- _Record excerpts_:
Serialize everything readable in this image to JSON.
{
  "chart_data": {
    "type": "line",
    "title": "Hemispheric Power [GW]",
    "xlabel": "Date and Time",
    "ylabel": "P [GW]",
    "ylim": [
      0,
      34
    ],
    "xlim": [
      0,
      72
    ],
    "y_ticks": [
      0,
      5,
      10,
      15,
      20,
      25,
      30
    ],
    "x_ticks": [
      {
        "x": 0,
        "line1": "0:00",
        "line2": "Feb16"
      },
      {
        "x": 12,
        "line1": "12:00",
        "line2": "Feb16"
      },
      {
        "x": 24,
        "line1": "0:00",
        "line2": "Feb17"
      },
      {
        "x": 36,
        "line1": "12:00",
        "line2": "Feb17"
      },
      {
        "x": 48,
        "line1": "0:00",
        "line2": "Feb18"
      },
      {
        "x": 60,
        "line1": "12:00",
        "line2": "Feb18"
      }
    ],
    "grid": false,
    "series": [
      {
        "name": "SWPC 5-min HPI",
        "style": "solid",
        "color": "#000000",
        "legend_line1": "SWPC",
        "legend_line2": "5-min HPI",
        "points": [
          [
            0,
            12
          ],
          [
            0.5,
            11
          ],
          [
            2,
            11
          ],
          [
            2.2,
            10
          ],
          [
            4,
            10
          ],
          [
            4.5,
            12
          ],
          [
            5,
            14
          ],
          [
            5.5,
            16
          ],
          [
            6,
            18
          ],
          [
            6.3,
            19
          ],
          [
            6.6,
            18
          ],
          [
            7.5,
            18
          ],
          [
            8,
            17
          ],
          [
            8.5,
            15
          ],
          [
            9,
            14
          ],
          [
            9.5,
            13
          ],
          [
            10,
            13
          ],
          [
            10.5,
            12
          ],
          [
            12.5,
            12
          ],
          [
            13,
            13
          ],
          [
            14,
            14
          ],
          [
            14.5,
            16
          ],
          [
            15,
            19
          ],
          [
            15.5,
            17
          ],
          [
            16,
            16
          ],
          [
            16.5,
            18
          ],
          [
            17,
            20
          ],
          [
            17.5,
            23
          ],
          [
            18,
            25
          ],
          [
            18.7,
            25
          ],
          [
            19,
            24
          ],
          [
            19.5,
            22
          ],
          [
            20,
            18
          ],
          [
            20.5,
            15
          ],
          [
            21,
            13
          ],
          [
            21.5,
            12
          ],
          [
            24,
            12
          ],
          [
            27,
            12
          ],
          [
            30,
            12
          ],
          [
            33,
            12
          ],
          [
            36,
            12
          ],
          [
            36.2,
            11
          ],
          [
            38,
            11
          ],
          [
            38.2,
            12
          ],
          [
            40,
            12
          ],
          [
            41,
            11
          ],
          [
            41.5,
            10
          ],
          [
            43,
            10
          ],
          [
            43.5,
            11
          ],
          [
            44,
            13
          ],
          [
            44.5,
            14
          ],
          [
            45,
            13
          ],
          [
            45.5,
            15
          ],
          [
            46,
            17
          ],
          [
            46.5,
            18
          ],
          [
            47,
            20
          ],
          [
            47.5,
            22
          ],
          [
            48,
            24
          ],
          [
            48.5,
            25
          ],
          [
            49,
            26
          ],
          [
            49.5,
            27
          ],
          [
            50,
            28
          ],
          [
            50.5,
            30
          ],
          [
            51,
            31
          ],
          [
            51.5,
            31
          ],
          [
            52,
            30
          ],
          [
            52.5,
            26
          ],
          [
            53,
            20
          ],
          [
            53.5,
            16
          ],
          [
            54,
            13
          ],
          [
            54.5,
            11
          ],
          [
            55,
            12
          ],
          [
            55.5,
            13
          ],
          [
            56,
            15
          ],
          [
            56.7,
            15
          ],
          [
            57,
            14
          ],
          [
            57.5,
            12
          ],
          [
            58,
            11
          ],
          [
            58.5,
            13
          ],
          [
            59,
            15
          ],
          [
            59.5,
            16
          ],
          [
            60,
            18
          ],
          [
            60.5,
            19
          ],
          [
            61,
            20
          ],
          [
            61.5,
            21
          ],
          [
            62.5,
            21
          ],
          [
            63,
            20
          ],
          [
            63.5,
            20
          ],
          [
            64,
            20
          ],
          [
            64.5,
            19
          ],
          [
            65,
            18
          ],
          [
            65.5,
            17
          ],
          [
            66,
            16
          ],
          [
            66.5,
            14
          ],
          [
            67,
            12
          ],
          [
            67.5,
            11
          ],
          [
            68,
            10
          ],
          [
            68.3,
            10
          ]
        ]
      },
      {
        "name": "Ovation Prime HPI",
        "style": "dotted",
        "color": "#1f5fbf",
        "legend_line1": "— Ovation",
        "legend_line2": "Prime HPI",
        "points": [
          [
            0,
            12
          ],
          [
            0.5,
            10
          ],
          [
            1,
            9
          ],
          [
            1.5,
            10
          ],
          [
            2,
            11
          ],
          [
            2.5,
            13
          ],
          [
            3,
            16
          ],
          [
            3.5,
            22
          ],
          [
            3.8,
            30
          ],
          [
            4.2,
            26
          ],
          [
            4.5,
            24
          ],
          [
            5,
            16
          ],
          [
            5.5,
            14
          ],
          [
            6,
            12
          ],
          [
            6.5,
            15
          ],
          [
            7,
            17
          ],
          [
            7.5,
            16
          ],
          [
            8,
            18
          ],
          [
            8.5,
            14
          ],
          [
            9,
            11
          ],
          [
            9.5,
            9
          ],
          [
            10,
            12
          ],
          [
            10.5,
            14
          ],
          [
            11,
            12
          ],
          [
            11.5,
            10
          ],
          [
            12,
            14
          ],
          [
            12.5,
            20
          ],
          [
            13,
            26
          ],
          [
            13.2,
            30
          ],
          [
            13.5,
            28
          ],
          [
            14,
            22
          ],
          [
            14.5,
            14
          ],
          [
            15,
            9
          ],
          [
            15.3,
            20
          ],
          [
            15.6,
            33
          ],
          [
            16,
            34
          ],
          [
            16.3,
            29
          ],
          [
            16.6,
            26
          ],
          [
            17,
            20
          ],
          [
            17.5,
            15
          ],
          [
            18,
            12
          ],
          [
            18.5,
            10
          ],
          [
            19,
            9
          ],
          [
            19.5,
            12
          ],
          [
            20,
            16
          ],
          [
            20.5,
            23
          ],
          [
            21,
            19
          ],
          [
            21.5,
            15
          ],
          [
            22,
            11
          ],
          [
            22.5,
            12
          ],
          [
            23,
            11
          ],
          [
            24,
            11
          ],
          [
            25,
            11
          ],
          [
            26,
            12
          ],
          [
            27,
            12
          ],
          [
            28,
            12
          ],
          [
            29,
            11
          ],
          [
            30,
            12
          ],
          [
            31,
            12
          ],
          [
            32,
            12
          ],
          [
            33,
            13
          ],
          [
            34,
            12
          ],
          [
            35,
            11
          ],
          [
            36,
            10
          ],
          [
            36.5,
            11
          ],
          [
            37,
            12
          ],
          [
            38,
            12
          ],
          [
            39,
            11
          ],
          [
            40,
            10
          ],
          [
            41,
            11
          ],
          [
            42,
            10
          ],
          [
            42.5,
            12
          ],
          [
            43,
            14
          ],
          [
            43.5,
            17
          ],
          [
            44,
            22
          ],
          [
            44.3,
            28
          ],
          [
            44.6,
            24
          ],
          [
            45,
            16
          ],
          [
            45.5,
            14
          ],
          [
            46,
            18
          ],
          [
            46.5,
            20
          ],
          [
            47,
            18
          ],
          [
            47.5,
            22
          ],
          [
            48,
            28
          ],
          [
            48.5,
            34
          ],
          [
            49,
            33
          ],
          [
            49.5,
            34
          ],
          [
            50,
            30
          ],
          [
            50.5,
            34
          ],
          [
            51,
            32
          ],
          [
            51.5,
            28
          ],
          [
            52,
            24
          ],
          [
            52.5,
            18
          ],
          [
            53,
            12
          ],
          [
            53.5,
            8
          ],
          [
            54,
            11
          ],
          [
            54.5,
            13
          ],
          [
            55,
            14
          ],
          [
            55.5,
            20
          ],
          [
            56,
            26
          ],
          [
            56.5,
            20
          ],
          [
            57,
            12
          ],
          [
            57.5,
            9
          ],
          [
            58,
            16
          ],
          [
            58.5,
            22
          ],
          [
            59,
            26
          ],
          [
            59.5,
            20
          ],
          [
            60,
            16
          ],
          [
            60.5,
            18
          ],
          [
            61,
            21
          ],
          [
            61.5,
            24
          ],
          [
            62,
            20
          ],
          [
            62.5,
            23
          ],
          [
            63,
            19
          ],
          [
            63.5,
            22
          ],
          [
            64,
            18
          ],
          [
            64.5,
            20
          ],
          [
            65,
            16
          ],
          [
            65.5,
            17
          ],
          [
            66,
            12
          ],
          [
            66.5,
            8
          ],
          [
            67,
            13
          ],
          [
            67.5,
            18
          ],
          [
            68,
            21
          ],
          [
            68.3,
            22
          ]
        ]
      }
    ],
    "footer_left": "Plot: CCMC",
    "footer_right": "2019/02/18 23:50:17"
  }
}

- _What is expected_:
Find and copy each line above that includes the string "name".

- _Written solution_:
        "name": "SWPC 5-min HPI",
        "name": "Ovation Prime HPI",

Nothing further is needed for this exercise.